_MATERIAL FOR THIS EXERCISE:_
* START *

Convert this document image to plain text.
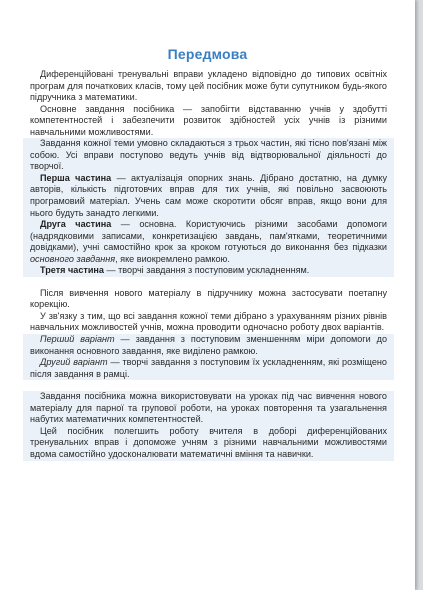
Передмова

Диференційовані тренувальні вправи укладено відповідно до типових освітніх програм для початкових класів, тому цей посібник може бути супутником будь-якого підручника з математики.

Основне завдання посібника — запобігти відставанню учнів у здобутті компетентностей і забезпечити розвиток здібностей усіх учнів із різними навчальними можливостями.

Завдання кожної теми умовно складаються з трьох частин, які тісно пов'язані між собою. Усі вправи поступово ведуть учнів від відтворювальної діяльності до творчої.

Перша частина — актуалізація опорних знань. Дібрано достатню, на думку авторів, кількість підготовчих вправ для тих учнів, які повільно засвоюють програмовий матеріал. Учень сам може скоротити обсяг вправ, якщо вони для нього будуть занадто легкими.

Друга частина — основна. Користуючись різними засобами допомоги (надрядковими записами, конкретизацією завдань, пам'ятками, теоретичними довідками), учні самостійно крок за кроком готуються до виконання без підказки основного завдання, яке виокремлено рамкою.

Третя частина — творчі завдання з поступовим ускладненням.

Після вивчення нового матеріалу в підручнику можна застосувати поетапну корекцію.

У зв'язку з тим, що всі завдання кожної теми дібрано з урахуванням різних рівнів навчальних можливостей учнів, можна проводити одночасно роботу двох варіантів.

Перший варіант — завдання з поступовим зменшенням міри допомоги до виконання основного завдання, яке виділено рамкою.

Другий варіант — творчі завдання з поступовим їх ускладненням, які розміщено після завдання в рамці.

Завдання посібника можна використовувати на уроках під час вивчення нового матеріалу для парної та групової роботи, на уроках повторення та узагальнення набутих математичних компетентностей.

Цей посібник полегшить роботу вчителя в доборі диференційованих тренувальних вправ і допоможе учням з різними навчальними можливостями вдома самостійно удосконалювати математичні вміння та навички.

* END *
* START *

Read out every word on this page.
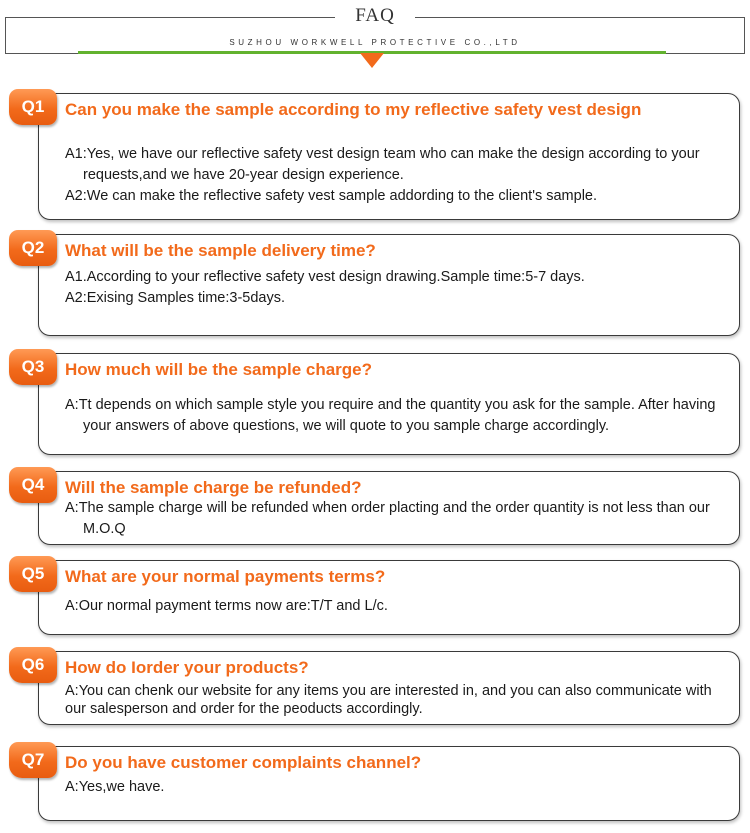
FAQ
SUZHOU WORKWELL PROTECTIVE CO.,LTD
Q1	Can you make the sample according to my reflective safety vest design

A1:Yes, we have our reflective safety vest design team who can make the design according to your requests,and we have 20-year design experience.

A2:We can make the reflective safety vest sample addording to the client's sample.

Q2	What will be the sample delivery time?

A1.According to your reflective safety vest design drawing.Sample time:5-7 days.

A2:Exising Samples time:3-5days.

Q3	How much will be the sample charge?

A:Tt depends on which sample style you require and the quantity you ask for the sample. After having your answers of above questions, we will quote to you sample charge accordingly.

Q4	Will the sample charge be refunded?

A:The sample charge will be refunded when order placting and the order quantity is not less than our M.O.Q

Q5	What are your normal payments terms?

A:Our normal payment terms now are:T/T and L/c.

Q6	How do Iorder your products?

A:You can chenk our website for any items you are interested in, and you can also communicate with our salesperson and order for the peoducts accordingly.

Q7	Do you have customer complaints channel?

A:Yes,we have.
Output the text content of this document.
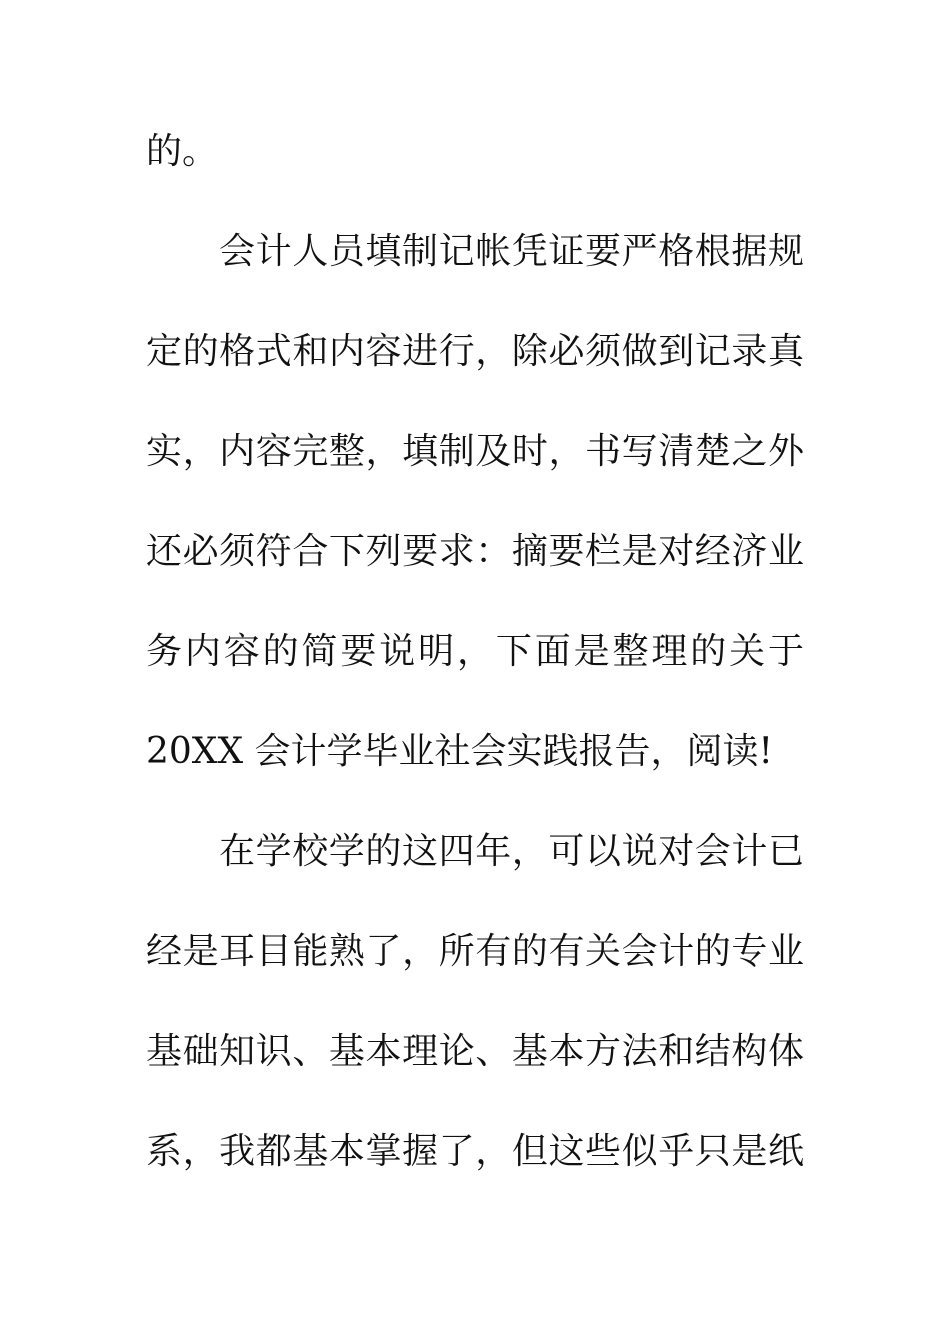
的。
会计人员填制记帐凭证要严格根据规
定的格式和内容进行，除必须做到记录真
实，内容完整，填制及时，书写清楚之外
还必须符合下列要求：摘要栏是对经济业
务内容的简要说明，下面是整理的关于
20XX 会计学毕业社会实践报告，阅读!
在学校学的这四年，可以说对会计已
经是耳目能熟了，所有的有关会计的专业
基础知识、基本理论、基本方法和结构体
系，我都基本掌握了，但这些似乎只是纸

* END *
* START *

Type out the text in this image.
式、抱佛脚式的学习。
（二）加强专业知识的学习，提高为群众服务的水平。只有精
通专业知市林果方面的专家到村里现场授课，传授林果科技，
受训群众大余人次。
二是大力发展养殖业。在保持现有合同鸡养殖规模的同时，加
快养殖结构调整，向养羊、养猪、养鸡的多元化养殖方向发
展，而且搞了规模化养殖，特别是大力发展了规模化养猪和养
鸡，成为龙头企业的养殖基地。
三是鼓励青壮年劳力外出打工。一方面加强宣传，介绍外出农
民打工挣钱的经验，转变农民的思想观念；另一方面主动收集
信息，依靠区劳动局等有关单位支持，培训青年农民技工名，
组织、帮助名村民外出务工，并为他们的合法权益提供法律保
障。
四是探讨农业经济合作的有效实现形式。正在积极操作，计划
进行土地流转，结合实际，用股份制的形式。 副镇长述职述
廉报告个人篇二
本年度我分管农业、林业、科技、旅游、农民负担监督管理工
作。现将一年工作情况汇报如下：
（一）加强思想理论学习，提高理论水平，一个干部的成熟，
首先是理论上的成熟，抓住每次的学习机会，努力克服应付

* END *

_TASK TO COMPLETE:_ All lines of the data above that include the word "компетентностей" must be shown.

_TASK RESPONSE:_
Основне завдання посібника — запобігти відставанню учнів у здобутті компетентностей і забезпечити розвиток здібностей усіх учнів із різними навчальними можливостями.
Завдання посібника можна використовувати на уроках під час вивчення нового матеріалу для парної та групової роботи, на уроках повторення та узагальнення набутих математичних компетентностей.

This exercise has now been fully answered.